§ **CONSIGNES DE L'EXERCICE**:
A: D'après l'article sur les frappes tchadiennes contre Boko Haram, combien de morts les assauts du 4 mai contre la base de Barka Tolorom ont-ils causés ?
B: Prolongez l'article sur les frappes tchadiennes contre Boko Haram à partir de sa dernière phrase.

§ **TEXTE PROPOSÉ**:
######

12 mai 2026

Frappes tchadiennes contre Boko Haram : des pêcheurs nigérians parmi les victimes

Quelques jours après des attaques meurtrières attribuées à Boko Haram contre une base militaire tchadienne, l’aviation de l’armée de l’air du Tchad a riposté en ciblant des zones sous contrôle djihadiste. Selon des informations relayées par Modern Ghana et Africa Radio, les frappes aériennes ont notamment visé des îles du lac Tchad, où des pêcheurs nigérians auraient trouvé la mort.

Des frappes aériennes dans une région frontalière stratégique

Le 4 mai, des groupes djihadistes ont lancé des assauts nocturnes dévastateurs contre la base militaire de Barka Tolorom, faisant 25 morts, dont deux généraux, et 46 blessés. En réponse, l’armée tchadienne a déployé ses avions de chasse pour frapper des positions de Boko Haram, notamment sur l’île de Shuwa, reconnue comme un bastion djihadiste et un important site de pêche fréquenté par des pêcheurs originaires du Nigeria.

######

(Entrées conservées d'une collection)
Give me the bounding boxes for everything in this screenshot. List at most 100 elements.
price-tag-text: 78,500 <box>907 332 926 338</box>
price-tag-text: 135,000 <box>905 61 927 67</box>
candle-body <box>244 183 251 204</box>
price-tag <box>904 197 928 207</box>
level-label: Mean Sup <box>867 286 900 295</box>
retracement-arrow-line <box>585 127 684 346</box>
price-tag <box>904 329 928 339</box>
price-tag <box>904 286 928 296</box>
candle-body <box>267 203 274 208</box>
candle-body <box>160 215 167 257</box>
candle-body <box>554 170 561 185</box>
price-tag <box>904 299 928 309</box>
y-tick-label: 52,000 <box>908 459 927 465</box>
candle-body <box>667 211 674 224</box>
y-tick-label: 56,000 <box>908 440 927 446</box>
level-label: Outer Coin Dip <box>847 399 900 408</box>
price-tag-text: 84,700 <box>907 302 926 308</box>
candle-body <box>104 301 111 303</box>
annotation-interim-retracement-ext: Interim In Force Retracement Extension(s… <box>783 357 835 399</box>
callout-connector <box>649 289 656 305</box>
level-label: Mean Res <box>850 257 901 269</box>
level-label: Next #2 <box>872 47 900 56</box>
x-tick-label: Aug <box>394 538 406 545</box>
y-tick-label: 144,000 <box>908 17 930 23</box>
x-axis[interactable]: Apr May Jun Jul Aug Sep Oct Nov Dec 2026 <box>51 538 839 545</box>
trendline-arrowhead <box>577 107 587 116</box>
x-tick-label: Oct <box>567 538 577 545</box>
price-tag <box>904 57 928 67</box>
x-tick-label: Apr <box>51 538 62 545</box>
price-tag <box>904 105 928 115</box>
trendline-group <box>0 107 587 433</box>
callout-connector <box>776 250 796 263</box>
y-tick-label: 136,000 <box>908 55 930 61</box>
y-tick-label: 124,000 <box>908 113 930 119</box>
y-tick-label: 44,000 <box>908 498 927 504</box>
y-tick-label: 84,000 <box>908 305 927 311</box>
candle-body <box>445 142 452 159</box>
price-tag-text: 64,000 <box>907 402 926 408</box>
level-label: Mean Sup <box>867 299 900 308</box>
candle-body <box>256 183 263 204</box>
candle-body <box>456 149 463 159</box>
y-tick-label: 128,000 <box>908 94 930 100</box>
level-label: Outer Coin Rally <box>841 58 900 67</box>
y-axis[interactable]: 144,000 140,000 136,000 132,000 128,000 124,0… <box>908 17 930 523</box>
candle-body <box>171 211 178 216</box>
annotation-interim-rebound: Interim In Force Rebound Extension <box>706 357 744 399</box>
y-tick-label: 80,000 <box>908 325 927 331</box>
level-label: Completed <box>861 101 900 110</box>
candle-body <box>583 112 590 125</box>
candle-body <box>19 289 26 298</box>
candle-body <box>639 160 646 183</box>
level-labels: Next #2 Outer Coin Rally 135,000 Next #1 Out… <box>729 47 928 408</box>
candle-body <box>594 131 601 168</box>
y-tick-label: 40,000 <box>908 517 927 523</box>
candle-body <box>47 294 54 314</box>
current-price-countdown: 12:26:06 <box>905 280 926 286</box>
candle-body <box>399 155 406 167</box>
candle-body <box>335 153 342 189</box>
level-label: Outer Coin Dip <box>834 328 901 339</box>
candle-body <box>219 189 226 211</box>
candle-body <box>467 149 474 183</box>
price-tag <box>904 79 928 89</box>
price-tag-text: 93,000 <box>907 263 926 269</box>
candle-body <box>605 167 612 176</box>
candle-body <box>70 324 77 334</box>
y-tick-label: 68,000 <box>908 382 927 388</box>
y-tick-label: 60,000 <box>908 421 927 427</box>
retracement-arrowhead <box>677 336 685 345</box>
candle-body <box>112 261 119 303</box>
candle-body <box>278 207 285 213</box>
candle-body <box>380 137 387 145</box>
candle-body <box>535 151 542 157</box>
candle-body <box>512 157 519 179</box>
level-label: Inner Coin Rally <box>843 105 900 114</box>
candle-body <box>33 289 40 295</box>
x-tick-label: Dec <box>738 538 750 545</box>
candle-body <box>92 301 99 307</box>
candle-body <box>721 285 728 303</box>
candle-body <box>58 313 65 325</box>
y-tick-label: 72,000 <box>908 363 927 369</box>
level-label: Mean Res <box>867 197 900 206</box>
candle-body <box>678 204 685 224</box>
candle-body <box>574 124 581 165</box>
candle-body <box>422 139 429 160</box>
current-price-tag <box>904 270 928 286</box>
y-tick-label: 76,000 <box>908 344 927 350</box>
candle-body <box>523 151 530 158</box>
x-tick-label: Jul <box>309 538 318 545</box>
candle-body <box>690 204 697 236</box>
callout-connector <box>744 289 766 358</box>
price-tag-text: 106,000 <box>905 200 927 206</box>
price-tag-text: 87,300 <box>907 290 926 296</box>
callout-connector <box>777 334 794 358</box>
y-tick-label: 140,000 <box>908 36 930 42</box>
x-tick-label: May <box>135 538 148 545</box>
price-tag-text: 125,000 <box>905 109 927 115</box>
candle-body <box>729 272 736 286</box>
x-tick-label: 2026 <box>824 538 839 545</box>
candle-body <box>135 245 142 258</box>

######

§ **RÉPONSES ATTENDUES**:
A: 25 morts, dont deux généraux.

B:
Des dizaines de pêcheurs nigérians portés disparus après les bombardements

Un responsable du syndicat des pêcheurs du lac Tchad a déclaré qu’au moins 40 pêcheurs nigérians auraient péri lors de ces frappes, probablement noyés ou écrasés par les bombardements. La majorité de ces victimes proviennent de la ville de Doron Baga, située sur les rives nigérianes du lac Tchad. Cette localité avait déjà été le théâtre d’un massacre en 2015, où plus de 2 000 personnes avaient perdu la vie.

Une opération militaire qui soulève des questions

Alors que la presse nigériane reste silencieuse sur ce drame, les autorités de ce pays sont régulièrement pointées du doigt pour des frappes ayant causé des pertes civiles. Récemment, des erreurs de ciblage avaient déjà été signalées, rappelant les enjeux cruciaux de la lutte contre le terrorisme dans la région.